## GIVEN TEXT
--------------------
So I put the book away after a while, and just watched the people around me. Observations? The human body is interesting in its delivery and evolution. Boys thin as pencils, and their middle aged selves with hair sliding off the top of their heads, landing instead on their backs. Bellies hanging over their trunks. And the nubile girls in bikinis traveling in packs. Arms folded over their new breasts, shoulders slouched—but certain they will never end up like the White Suburban Woman in the Straw Hat in her 40s in the one-piece suit in the chair by the side of the pool. And while I sat there, a massively pregnant woman waddled by—a Vehicle really, her sole purpose these days to use her body to deliver a new person to this crazy, upside down world. And it made me think about the fact that we fall in love with one kind of person, and through circumstance and expectation, that person often quickly becomes someone very different. Like the pregnant woman whose body will take a beating from being that vehicle, and who will pump her breasts, clutter a once easy-going life with plastic toys and lots of gear, who will eventually come to fantasize about a much different life. Or the bald headed man with the hairy back who looks around his daydreaming wife, to the TV screen behind her. So few of us know how to navigate all that change.

But don’t get me started on love tonight because I am not in a good place when it comes to that. In fact I’ve never been in a worse place. Actually that’s not entirely true. Many years ago, in a town many miles from here, I was left by the man I loved to suffer alone the physical and emotional aftermath of an abortion in my 9th week of pregnancy. He was so damned relieved to have that baby out of the picture that he couldn’t bear the sight of my suffering, my desperation. Instead, he went whistling down the front steps (I swear I remember him whistling, although who can really trust memory?), leaving behind an enormous specialty sandwich, wrapped in wax paper, that he bought me on the way home from the abortion clinic. You hungry? he asked, as he drove and I sat staring out the window of the passenger side, hiccupping after sobbing my way through that terrifying experience. I couldn’t speak and so he took that as a “yes.” Was grateful for something to do, and so that’s how that huge sandwich ended up on my coffee table that hot day in June all those years ago. Through my contractions, I watched the wax paper slowly unfold after he deposited me on the couch and the sandwich on the table. So, no, I’m not hurting like that. Nothing can be as bad as that. But I’m hurting tonight, just the same.
--------------------
## PROBLEM SET
a – List each thing the passage says the pregnant woman's future holds.
b – Do these statements agree with the passage? Answer yes or no for each and quote the words that decide it.
(i) The man drove the narrator home from the abortion clinic.
(ii) The narrator said yes when asked about being hungry.
(iii) The abortion took place in the 12th week of pregnancy.
--------------------
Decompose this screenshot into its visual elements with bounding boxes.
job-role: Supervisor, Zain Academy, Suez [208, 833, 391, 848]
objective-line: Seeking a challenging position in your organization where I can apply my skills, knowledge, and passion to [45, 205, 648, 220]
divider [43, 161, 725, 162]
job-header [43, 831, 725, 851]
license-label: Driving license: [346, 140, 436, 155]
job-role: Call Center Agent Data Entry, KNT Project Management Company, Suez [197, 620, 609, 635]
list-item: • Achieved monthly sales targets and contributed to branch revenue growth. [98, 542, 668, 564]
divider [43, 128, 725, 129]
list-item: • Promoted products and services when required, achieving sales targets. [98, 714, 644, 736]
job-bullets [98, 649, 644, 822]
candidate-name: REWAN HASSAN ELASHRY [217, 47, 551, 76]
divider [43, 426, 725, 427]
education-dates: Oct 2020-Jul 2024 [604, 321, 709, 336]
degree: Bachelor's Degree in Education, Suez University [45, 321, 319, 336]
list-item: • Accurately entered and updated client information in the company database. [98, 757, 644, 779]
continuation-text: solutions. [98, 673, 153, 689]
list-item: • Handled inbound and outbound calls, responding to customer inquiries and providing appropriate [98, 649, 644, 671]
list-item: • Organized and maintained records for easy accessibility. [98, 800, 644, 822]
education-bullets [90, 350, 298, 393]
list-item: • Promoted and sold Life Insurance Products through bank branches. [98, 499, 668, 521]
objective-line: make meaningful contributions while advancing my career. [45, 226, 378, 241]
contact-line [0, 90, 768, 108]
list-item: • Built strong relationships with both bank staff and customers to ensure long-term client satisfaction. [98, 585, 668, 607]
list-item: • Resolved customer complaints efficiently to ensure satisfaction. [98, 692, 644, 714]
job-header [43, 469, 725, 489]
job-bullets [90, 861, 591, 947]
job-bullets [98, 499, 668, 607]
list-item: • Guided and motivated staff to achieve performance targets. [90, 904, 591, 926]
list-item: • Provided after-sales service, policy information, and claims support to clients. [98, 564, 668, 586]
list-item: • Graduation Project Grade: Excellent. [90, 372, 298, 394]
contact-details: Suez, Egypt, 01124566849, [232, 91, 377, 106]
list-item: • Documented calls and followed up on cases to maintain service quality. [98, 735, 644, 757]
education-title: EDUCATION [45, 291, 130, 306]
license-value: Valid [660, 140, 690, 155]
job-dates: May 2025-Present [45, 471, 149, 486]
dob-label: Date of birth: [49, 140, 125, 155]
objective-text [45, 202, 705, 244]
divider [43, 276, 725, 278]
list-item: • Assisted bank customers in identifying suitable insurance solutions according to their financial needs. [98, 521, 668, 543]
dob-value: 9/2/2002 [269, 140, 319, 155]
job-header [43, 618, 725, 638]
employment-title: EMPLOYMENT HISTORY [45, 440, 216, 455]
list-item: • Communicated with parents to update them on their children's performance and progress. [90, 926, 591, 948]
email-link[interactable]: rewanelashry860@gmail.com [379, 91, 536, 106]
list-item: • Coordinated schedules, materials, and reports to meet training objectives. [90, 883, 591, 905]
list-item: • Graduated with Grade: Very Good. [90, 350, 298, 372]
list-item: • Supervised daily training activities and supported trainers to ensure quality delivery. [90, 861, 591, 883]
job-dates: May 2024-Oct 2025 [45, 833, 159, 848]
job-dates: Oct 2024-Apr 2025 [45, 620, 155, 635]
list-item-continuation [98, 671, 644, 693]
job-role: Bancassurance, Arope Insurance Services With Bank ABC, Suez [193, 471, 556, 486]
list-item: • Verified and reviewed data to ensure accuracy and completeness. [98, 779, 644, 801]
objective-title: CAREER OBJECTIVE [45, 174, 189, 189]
--------------------
## SOLUTIONS BELOW
a –
- Her body will take a beating from being that vehicle.
- She will pump her breasts.
- She will clutter a once easy-going life with plastic toys and lots of gear.
- She will eventually come to fantasize about a much different life.

b –
(i) Yes: "he bought me on the way home from the abortion clinic"
(ii) No: "I couldn’t speak and so he took that as a “yes.”"
(iii) No: "in my 9th week of pregnancy"